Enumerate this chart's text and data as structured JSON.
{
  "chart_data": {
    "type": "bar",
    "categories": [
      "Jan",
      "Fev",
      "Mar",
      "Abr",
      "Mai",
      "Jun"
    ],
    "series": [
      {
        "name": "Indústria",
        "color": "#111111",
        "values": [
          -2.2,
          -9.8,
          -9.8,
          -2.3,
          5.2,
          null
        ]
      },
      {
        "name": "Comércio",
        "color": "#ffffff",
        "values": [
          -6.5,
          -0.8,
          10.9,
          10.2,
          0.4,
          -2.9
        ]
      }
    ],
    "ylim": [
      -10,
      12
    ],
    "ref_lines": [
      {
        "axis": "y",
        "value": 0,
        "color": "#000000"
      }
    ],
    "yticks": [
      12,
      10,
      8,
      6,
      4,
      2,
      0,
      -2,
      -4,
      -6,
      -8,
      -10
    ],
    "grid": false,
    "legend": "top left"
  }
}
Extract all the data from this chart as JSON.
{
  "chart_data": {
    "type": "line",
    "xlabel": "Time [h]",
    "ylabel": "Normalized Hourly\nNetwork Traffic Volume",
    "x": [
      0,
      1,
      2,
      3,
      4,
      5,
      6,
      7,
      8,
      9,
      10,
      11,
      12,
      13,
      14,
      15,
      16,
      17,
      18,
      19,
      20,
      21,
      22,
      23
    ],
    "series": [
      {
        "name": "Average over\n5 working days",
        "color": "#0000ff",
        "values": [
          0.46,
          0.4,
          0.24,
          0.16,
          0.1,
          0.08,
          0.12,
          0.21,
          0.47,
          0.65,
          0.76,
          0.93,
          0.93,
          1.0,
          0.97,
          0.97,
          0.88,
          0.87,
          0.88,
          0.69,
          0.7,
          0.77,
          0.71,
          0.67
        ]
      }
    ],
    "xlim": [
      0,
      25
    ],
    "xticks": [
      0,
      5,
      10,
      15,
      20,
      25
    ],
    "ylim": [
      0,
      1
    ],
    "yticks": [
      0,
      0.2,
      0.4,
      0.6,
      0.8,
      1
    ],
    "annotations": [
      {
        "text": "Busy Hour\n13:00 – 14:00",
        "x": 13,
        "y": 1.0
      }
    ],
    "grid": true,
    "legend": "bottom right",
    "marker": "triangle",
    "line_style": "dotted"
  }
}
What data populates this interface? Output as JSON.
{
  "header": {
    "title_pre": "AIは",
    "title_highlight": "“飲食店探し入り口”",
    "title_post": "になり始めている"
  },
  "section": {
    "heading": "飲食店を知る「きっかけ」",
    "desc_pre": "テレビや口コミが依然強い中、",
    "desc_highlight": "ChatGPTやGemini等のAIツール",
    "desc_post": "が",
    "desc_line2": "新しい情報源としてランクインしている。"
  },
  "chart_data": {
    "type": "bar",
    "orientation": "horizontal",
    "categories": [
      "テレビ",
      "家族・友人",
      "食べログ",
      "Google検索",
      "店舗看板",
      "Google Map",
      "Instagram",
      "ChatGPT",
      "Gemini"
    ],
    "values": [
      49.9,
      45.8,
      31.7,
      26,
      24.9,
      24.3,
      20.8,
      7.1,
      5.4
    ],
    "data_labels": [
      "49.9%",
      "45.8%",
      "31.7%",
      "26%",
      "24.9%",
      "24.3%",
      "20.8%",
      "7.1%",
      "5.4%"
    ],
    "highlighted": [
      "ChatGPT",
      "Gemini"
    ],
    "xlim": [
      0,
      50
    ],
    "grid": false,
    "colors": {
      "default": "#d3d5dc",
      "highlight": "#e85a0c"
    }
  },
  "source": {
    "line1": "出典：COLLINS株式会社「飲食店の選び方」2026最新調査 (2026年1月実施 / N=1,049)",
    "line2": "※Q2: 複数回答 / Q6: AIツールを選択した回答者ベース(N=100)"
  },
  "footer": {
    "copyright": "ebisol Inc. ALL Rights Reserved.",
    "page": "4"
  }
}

━━━━

> **Exercise goal**
Reproduce all of the material above word for word.

> **Written response**
Enumerate this chart's text and data as structured JSON.
{
  "chart_data": {
    "type": "bar",
    "categories": [
      "Jan",
      "Fev",
      "Mar",
      "Abr",
      "Mai",
      "Jun"
    ],
    "series": [
      {
        "name": "Indústria",
        "color": "#111111",
        "values": [
          -2.2,
          -9.8,
          -9.8,
          -2.3,
          5.2,
          null
        ]
      },
      {
        "name": "Comércio",
        "color": "#ffffff",
        "values": [
          -6.5,
          -0.8,
          10.9,
          10.2,
          0.4,
          -2.9
        ]
      }
    ],
    "ylim": [
      -10,
      12
    ],
    "ref_lines": [
      {
        "axis": "y",
        "value": 0,
        "color": "#000000"
      }
    ],
    "yticks": [
      12,
      10,
      8,
      6,
      4,
      2,
      0,
      -2,
      -4,
      -6,
      -8,
      -10
    ],
    "grid": false,
    "legend": "top left"
  }
}
Extract all the data from this chart as JSON.
{
  "chart_data": {
    "type": "line",
    "xlabel": "Time [h]",
    "ylabel": "Normalized Hourly\nNetwork Traffic Volume",
    "x": [
      0,
      1,
      2,
      3,
      4,
      5,
      6,
      7,
      8,
      9,
      10,
      11,
      12,
      13,
      14,
      15,
      16,
      17,
      18,
      19,
      20,
      21,
      22,
      23
    ],
    "series": [
      {
        "name": "Average over\n5 working days",
        "color": "#0000ff",
        "values": [
          0.46,
          0.4,
          0.24,
          0.16,
          0.1,
          0.08,
          0.12,
          0.21,
          0.47,
          0.65,
          0.76,
          0.93,
          0.93,
          1.0,
          0.97,
          0.97,
          0.88,
          0.87,
          0.88,
          0.69,
          0.7,
          0.77,
          0.71,
          0.67
        ]
      }
    ],
    "xlim": [
      0,
      25
    ],
    "xticks": [
      0,
      5,
      10,
      15,
      20,
      25
    ],
    "ylim": [
      0,
      1
    ],
    "yticks": [
      0,
      0.2,
      0.4,
      0.6,
      0.8,
      1
    ],
    "annotations": [
      {
        "text": "Busy Hour\n13:00 – 14:00",
        "x": 13,
        "y": 1.0
      }
    ],
    "grid": true,
    "legend": "bottom right",
    "marker": "triangle",
    "line_style": "dotted"
  }
}
What data populates this interface? Output as JSON.
{
  "header": {
    "title_pre": "AIは",
    "title_highlight": "“飲食店探し入り口”",
    "title_post": "になり始めている"
  },
  "section": {
    "heading": "飲食店を知る「きっかけ」",
    "desc_pre": "テレビや口コミが依然強い中、",
    "desc_highlight": "ChatGPTやGemini等のAIツール",
    "desc_post": "が",
    "desc_line2": "新しい情報源としてランクインしている。"
  },
  "chart_data": {
    "type": "bar",
    "orientation": "horizontal",
    "categories": [
      "テレビ",
      "家族・友人",
      "食べログ",
      "Google検索",
      "店舗看板",
      "Google Map",
      "Instagram",
      "ChatGPT",
      "Gemini"
    ],
    "values": [
      49.9,
      45.8,
      31.7,
      26,
      24.9,
      24.3,
      20.8,
      7.1,
      5.4
    ],
    "data_labels": [
      "49.9%",
      "45.8%",
      "31.7%",
      "26%",
      "24.9%",
      "24.3%",
      "20.8%",
      "7.1%",
      "5.4%"
    ],
    "highlighted": [
      "ChatGPT",
      "Gemini"
    ],
    "xlim": [
      0,
      50
    ],
    "grid": false,
    "colors": {
      "default": "#d3d5dc",
      "highlight": "#e85a0c"
    }
  },
  "source": {
    "line1": "出典：COLLINS株式会社「飲食店の選び方」2026最新調査 (2026年1月実施 / N=1,049)",
    "line2": "※Q2: 複数回答 / Q6: AIツールを選択した回答者ベース(N=100)"
  },
  "footer": {
    "copyright": "ebisol Inc. ALL Rights Reserved.",
    "page": "4"
  }
}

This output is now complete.